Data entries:
• • • • •
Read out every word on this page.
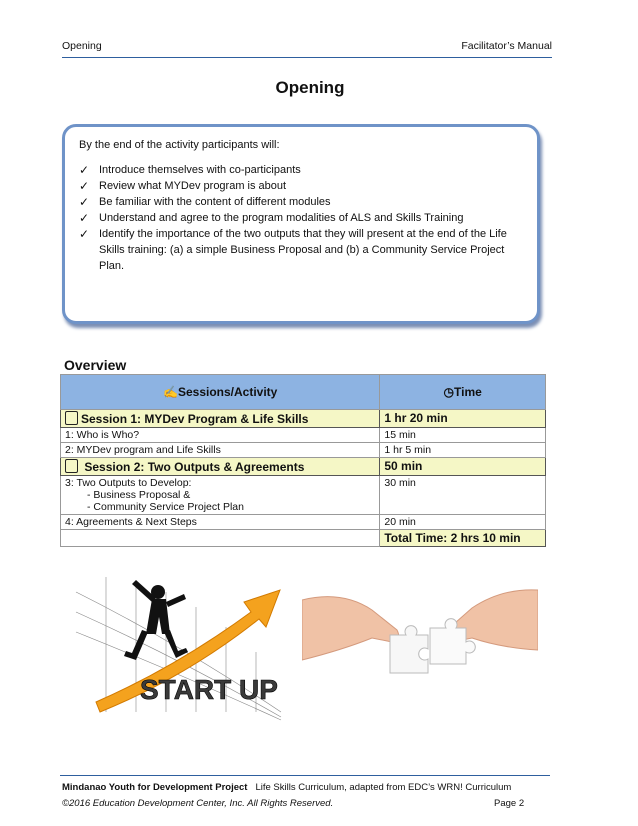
Opening	Facilitator’s Manual
Opening
By the end of the activity participants will:
✓ Introduce themselves with co-participants
✓ Review what MYDev program is about
✓ Be familiar with the content of different modules
✓ Understand and agree to the program modalities of ALS and Skills Training
✓ Identify the importance of the two outputs that they will present at the end of the Life Skills training: (a) a simple Business Proposal and (b) a Community Service Project Plan.
Overview
✍Sessions/Activity	◷Time
Session 1: MYDev Program & Life Skills	1 hr 20 min
1: Who is Who?	15 min
2: MYDev program and Life Skills	1 hr 5 min
Session 2: Two Outputs & Agreements	50 min

3: Two Outputs to Develop:
- Business Proposal &
- Community Service Project Plan	30 min
4: Agreements & Next Steps	20 min
	Total Time: 2 hrs 10 min
START UP
Mindanao Youth for Development Project Life Skills Curriculum, adapted from EDC’s WRN! Curriculum
©2016 Education Development Center, Inc. All Rights Reserved.	Page 2
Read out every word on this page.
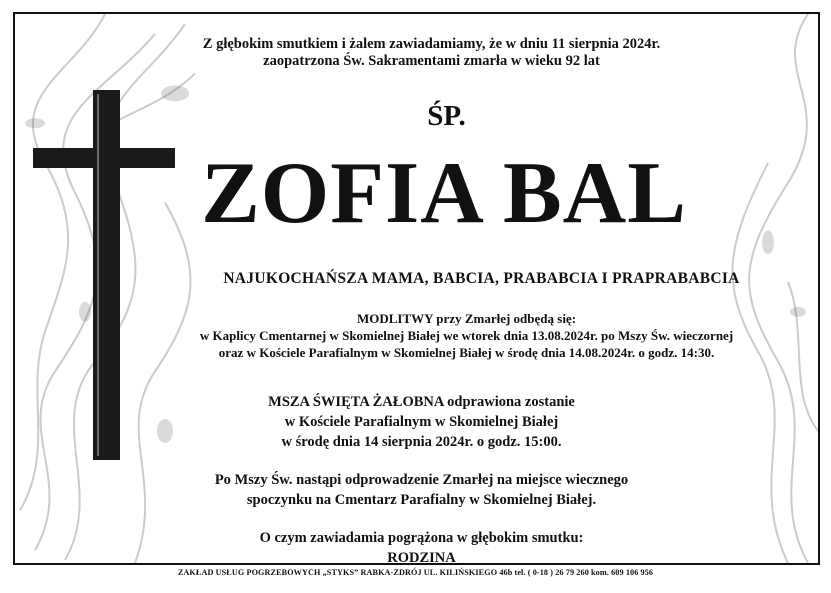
Z głębokim smutkiem i żalem zawiadamiamy, że w dniu 11 sierpnia 2024r.
zaopatrzona Św. Sakramentami zmarła w wieku 92 lat
ŚP.
ZOFIA BAL
NAJUKOCHAŃSZA MAMA, BABCIA, PRABABCIA I PRAPRABABCIA
MODLITWY przy Zmarłej odbędą się:
w Kaplicy Cmentarnej w Skomielnej Białej we wtorek dnia 13.08.2024r. po Mszy Św. wieczornej
oraz w Kościele Parafialnym w Skomielnej Białej w środę dnia 14.08.2024r. o godz. 14:30.
MSZA ŚWIĘTA ŻAŁOBNA odprawiona zostanie
w Kościele Parafialnym w Skomielnej Białej
w środę dnia 14 sierpnia 2024r. o godz. 15:00.
Po Mszy Św. nastąpi odprowadzenie Zmarłej na miejsce wiecznego
spoczynku na Cmentarz Parafialny w Skomielnej Białej.
O czym zawiadamia pogrążona w głębokim smutku:
RODZINA
ZAKŁAD USŁUG POGRZEBOWYCH „STYKS” RABKA-ZDRÓJ UL. KILIŃSKIEGO 46b tel. ( 0-18 ) 26 79 260 kom. 609 106 956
• • • • •
Take each line of the material that contains the word "Development" and list it.

Mindanao Youth for Development Project Life Skills Curriculum, adapted from EDC’s WRN! Curriculum
©2016 Education Development Center, Inc. All Rights Reserved.	Page 2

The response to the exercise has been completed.